#### Exercise data
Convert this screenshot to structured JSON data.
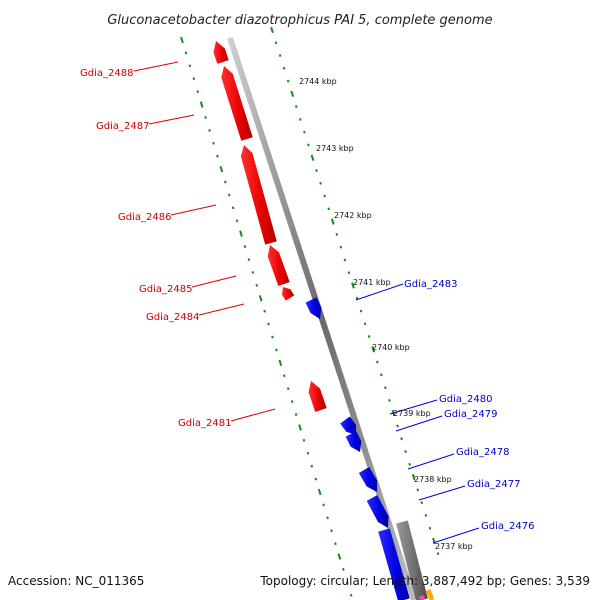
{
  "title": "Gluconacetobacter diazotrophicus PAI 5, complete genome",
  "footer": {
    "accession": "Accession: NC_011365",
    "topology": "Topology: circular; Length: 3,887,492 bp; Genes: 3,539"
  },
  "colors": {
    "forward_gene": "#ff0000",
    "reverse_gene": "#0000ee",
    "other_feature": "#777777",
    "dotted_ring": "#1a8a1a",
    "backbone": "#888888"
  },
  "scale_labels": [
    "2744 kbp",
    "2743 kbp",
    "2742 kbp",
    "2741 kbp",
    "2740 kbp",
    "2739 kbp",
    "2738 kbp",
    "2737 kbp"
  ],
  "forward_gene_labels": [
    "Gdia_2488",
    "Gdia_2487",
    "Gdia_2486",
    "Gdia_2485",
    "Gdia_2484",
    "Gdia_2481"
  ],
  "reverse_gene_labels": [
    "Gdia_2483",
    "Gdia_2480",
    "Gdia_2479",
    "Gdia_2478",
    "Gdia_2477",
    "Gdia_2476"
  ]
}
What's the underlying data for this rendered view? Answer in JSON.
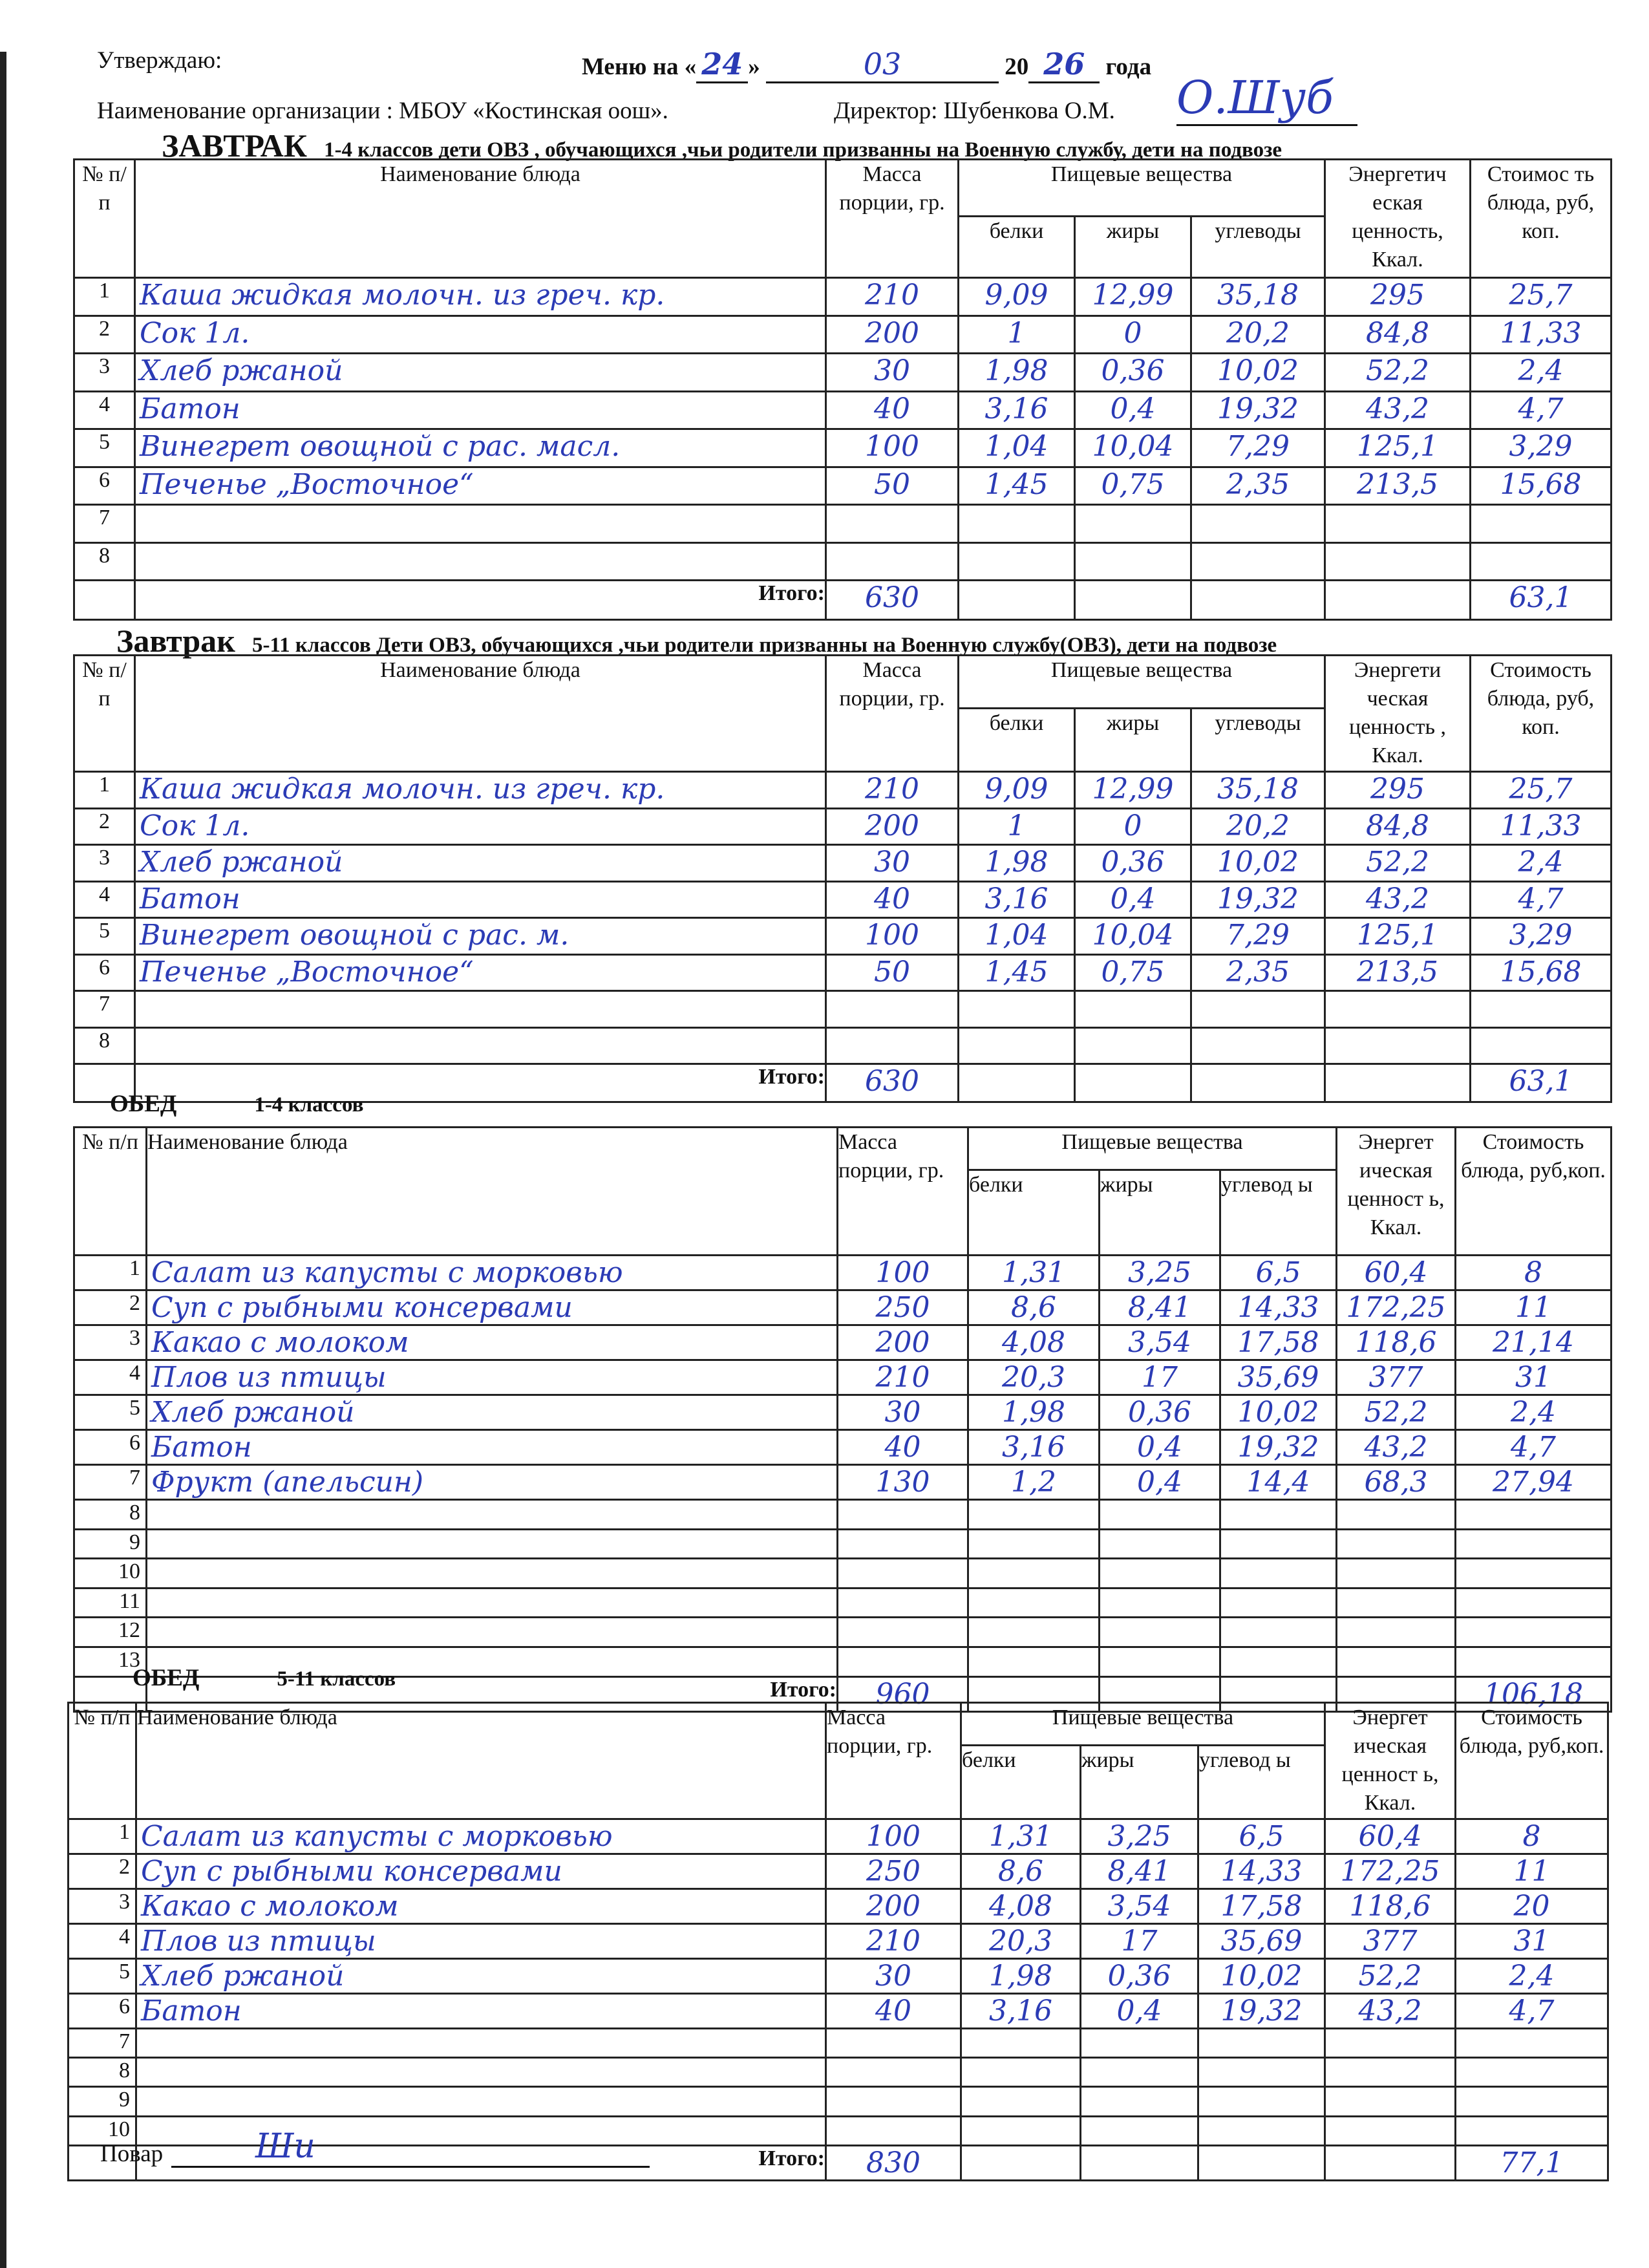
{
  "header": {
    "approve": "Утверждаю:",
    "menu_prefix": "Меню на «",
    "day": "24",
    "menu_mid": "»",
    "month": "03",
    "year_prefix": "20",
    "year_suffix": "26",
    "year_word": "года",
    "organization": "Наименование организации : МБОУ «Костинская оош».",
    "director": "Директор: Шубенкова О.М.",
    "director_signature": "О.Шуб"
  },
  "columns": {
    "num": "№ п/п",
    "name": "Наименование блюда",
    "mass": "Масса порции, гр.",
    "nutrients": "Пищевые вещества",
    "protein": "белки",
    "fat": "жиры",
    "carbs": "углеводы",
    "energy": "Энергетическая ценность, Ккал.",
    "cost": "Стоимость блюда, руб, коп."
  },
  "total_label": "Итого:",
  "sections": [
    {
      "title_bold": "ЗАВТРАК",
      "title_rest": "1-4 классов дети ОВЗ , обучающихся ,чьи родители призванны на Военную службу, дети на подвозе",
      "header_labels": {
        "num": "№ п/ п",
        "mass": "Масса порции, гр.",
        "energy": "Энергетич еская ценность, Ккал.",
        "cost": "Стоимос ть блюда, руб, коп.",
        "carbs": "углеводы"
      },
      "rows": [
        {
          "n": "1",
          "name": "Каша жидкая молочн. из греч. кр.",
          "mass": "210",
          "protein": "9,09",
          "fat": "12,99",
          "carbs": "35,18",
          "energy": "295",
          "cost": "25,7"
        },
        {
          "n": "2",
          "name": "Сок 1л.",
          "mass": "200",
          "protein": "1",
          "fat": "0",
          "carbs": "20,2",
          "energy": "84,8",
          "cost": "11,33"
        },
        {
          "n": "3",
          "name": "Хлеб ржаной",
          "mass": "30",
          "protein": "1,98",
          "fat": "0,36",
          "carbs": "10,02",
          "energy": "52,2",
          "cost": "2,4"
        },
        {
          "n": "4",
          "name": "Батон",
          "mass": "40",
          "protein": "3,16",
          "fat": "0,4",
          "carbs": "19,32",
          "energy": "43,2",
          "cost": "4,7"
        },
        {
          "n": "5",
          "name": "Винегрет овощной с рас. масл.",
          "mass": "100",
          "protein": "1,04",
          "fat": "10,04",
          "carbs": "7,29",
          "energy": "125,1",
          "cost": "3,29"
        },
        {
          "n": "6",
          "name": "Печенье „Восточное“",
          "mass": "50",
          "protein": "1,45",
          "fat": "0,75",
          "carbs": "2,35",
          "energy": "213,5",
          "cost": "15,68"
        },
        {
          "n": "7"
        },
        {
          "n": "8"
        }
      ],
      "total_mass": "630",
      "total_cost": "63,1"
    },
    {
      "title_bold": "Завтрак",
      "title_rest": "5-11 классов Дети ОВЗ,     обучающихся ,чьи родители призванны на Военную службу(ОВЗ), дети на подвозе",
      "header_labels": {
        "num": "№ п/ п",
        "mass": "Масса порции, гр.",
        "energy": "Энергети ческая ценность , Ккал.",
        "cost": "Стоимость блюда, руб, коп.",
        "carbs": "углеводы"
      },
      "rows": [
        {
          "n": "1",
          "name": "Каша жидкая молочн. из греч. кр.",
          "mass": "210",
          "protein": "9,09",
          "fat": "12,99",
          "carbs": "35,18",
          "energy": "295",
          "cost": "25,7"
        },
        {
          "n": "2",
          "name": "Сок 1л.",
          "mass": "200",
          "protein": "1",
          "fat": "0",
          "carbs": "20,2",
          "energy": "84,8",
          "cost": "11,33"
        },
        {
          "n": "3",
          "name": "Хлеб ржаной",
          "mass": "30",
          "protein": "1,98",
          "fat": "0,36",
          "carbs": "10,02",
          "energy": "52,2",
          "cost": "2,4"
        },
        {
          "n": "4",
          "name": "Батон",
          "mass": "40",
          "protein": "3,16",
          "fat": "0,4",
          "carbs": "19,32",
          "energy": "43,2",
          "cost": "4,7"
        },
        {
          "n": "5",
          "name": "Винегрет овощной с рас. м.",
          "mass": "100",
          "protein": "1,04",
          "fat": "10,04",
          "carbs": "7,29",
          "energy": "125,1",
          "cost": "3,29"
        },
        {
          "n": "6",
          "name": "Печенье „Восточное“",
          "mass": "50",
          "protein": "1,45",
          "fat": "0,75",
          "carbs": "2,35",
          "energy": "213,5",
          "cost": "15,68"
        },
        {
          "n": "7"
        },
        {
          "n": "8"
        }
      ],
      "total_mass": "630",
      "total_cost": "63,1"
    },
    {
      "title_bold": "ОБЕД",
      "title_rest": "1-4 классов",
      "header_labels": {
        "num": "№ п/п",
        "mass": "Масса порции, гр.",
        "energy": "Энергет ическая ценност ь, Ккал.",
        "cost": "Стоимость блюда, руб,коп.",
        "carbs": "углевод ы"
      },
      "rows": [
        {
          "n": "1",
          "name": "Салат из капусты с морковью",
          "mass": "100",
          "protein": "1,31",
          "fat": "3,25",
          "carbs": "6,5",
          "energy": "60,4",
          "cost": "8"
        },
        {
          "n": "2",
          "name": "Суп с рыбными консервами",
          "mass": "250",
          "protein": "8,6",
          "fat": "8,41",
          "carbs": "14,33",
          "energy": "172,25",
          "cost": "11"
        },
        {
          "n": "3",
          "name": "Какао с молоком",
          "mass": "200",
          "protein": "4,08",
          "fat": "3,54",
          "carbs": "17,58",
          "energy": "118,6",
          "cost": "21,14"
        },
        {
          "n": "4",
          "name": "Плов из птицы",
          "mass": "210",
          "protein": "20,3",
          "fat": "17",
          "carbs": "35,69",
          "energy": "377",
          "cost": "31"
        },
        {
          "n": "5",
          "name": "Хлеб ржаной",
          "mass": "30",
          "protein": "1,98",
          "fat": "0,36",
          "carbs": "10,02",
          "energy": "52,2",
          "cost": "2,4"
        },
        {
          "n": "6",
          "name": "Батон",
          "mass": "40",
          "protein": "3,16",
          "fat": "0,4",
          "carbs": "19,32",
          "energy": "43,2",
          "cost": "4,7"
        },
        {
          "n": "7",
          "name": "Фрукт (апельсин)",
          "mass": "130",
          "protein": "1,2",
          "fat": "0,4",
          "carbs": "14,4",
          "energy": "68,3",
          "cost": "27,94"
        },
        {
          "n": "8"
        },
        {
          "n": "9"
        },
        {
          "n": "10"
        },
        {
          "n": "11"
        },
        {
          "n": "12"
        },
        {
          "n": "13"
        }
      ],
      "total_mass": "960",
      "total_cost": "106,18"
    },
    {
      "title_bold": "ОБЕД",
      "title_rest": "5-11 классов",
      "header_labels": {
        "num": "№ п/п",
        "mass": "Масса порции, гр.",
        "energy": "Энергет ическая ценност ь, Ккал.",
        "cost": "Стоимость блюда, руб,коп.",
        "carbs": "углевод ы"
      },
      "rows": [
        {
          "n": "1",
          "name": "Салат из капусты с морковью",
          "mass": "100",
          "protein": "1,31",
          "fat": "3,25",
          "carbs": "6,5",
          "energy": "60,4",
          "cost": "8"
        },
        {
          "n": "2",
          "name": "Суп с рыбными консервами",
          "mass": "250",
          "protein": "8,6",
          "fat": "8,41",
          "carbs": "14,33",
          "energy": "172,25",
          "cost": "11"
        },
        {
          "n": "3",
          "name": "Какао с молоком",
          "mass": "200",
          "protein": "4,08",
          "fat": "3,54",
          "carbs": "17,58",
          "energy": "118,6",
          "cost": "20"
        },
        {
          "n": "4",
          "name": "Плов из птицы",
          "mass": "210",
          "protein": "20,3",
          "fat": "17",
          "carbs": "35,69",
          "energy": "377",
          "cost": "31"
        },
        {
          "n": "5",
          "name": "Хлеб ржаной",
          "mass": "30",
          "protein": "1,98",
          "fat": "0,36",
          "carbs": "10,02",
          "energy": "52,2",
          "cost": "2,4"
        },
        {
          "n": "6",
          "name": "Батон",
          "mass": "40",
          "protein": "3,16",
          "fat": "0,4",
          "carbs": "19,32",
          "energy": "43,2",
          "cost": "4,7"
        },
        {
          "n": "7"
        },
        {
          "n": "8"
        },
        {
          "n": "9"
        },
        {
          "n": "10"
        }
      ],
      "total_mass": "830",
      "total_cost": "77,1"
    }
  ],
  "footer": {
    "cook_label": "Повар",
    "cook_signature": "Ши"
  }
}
########
● Instructions for the task: From the entries above, pull out each line that includes "классов".

● Exercise response:
      "title_rest": "1-4 классов дети ОВЗ , обучающихся ,чьи родители призванны на Военную службу, дети на подвозе",
      "title_rest": "5-11 классов Дети ОВЗ,     обучающихся ,чьи родители призванны на Военную службу(ОВЗ), дети на подвозе",
      "title_rest": "1-4 классов",
      "title_rest": "5-11 классов",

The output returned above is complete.